* _TEXTO DADO_
Llamados por disposición divina a cultivar el campo del Señor, y apacentar el rebaño cometido a nuestro cuidado por el Príncipe de los Pastores, estamos obligados a velar con atención, según nuestro cargo, para que el hombre enemigo dispuesto siempre al mal, no siembre la cizaña, aprovechándose de nuestro sueño, y para que no trascienda al redil del Señor la contagiosa corrupción de la cual resulte la pérdida total de las ovejas que Jesucristo adquirió para sí con su sangre, y que debemos conservar salvas. Por lo cual, si jamás en tiempo alguno debemos cesar en este vigilante cuidado, mucho mayor debe ser nuestra diligencia, cuanto más grandes y más inmediatos se conoce que están los peligros del rebaño; porque si por nuestro descuido o silencio diésemos motivo a que alguna oveja pereciese, eñ Señor demandaría con total severidad su sangre de nuestra mano.
Por cierto vemos con grandísimo sentimiento nuestro que los pueblos fieles de las Españas se hallan constituidos ahora en grandísimo peligro, porque el enemigo del género humano, envidioso de que esta nación haya conservado la fe ortodoxa entera y sin violación hasta hoy (lo cual ciertamente le ha merecido el nombre y título de católica) y de que no haya podido establecer en este Reino su imperio, proyectó e intentó perder a la nación española por los mismos medios con que precipitó en otras regiones las almas de muchos fieles en el abismo de la perdición.

* _SECCIÓN DE DATOS_
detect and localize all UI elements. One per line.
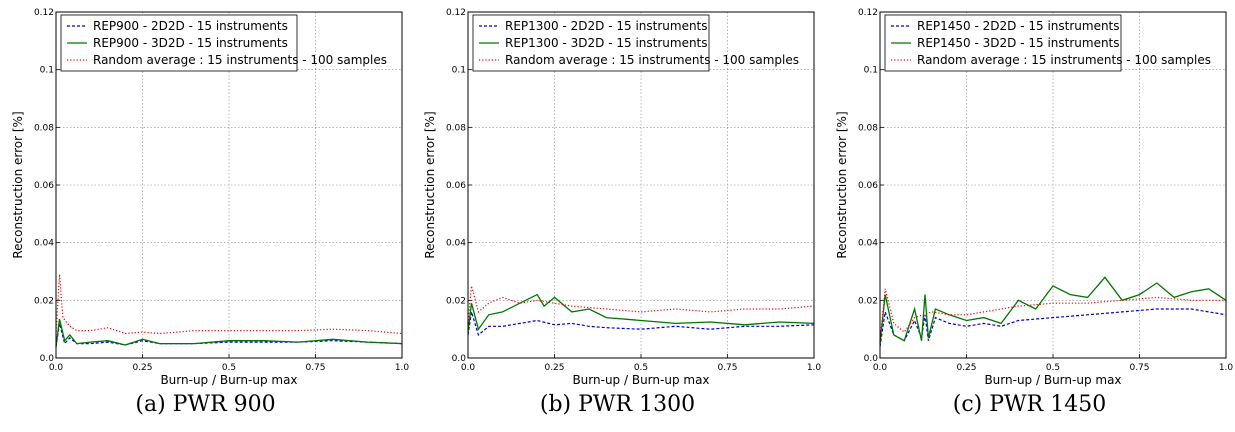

* _OBJETIVO_
Copia el fragmento del texto dado desde "Por cierto vemos" hasta "de la perdición.", sustituyendo "nación" por "patria".

* _RESPUESTA DEL EJERCICIO_
Por cierto vemos con grandísimo sentimiento nuestro que los pueblos fieles de las Españas se hallan constituidos ahora en grandísimo peligro, porque el enemigo del género humano, envidioso de que esta patria haya conservado la fe ortodoxa entera y sin violación hasta hoy (lo cual ciertamente le ha merecido el nombre y título de católica) y de que no haya podido establecer en este Reino su imperio, proyectó e intentó perder a la patria española por los mismos medios con que precipitó en otras regiones las almas de muchos fieles en el abismo de la perdición.